## What needs to be done
Would you quote the material below in full and unchanged?
** START Stored data **
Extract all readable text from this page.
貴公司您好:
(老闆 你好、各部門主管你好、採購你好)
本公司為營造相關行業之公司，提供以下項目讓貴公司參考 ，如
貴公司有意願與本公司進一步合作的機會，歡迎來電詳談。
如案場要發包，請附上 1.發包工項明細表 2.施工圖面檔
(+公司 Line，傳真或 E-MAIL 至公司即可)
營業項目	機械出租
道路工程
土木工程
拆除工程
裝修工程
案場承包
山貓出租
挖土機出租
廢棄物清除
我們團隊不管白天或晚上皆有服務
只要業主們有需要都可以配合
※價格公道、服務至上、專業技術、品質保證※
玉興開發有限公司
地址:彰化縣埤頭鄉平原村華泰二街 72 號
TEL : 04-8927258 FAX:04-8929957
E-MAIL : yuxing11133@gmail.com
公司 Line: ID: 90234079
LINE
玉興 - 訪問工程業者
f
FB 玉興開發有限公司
** END Stored data **
## The reply
Extract all readable text from this page.
貴公司您好:
(老闆 你好、各部門主管你好、採購你好)
本公司為營造相關行業之公司，提供以下項目讓貴公司參考 ，如
貴公司有意願與本公司進一步合作的機會，歡迎來電詳談。
如案場要發包，請附上 1.發包工項明細表 2.施工圖面檔
(+公司 Line，傳真或 E-MAIL 至公司即可)
營業項目	機械出租
道路工程
土木工程
拆除工程
裝修工程
案場承包
山貓出租
挖土機出租
廢棄物清除
我們團隊不管白天或晚上皆有服務
只要業主們有需要都可以配合
※價格公道、服務至上、專業技術、品質保證※
玉興開發有限公司
地址:彰化縣埤頭鄉平原村華泰二街 72 號
TEL : 04-8927258 FAX:04-8929957
E-MAIL : yuxing11133@gmail.com
公司 Line: ID: 90234079
LINE
玉興 - 訪問工程業者
f
FB 玉興開發有限公司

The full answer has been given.